Aim of the task —
Each line in the entries below that holds the string "사법관계에" is to be listed.

------

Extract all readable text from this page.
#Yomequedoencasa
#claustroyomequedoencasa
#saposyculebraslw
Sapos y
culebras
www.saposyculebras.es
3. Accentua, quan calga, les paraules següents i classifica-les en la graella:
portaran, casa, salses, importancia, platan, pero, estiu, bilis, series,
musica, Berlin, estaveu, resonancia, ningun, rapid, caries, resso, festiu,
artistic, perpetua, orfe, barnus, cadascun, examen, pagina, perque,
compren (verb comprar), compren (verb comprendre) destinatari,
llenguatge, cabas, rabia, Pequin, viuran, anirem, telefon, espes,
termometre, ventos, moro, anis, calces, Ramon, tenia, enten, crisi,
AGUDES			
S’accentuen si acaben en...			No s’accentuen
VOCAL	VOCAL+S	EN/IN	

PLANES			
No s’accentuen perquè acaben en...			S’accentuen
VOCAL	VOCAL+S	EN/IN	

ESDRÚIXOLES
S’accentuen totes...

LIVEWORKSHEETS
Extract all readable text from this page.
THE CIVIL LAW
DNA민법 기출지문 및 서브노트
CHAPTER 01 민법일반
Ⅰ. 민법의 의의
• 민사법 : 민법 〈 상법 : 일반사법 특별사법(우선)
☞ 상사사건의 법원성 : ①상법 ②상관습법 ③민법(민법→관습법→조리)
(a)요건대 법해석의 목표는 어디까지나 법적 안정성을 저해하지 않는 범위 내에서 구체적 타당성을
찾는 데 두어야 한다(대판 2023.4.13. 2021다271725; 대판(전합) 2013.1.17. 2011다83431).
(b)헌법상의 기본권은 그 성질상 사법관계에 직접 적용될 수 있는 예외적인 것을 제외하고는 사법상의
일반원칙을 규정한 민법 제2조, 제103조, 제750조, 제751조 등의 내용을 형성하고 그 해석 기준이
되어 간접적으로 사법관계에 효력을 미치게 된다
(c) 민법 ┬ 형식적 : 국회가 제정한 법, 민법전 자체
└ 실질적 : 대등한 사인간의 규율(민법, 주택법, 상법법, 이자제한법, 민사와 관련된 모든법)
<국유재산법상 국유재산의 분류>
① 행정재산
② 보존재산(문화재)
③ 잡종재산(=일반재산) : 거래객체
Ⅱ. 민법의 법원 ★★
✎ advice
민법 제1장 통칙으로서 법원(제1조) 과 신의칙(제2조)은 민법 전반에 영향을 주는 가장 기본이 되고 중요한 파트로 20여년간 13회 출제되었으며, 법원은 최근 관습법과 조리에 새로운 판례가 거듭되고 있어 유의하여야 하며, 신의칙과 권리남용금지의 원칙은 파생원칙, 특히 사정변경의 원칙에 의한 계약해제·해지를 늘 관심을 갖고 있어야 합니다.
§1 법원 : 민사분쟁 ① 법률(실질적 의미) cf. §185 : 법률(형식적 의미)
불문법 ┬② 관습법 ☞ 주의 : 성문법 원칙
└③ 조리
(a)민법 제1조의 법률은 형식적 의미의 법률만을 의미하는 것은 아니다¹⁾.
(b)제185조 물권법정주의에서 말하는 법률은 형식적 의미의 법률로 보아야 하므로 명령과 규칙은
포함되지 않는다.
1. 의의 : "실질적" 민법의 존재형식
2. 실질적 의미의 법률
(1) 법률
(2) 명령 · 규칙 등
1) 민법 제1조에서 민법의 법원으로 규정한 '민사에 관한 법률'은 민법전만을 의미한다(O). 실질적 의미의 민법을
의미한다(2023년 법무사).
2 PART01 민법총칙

------

Task solution —
(b)헌법상의 기본권은 그 성질상 사법관계에 직접 적용될 수 있는 예외적인 것을 제외하고는 사법상의
되어 간접적으로 사법관계에 효력을 미치게 된다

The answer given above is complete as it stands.